AIM — Only the number is wanted: how many lines hold the word "document"?

### DATA ROWS

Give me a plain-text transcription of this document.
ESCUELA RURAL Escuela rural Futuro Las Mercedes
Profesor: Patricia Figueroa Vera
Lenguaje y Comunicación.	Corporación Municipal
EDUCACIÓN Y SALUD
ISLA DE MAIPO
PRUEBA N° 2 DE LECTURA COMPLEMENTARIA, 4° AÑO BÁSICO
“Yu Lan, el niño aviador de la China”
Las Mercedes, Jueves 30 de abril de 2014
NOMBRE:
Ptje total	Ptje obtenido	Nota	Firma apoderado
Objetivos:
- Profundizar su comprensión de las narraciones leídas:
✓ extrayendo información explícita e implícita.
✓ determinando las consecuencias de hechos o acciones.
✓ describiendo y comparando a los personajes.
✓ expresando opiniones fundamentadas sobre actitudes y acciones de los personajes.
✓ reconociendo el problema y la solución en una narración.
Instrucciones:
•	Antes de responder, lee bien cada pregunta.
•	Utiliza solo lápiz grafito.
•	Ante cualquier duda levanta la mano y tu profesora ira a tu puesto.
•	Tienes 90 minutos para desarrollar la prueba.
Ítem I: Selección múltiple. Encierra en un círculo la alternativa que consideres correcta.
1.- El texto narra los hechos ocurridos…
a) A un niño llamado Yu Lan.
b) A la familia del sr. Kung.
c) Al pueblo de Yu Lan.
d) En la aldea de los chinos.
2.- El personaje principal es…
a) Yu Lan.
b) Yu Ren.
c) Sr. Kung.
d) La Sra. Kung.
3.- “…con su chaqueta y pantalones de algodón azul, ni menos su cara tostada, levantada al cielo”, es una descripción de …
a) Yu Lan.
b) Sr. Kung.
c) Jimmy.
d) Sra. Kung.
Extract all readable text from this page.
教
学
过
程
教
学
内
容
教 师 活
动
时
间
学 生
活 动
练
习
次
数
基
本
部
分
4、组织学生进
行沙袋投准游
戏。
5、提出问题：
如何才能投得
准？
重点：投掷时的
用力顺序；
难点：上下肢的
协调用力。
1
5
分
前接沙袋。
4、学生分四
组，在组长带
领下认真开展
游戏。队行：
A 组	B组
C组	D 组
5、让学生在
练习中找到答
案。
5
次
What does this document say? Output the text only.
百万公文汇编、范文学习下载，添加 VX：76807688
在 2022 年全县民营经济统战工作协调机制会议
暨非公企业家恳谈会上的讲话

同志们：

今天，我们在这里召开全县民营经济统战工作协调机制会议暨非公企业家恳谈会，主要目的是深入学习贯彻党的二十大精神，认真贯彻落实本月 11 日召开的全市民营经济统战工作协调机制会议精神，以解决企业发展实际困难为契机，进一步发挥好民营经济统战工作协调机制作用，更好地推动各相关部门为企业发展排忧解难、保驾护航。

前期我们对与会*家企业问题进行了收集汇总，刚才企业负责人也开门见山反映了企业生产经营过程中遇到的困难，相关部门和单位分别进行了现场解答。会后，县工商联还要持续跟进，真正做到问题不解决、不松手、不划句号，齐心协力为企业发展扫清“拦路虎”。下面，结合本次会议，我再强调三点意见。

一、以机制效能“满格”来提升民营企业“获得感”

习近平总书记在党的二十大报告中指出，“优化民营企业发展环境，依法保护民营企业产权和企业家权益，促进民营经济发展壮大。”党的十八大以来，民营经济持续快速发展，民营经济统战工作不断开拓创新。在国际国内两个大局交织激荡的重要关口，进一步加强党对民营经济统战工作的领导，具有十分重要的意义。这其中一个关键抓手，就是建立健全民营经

######

SOLUTION TO THIS EXERCISE — 2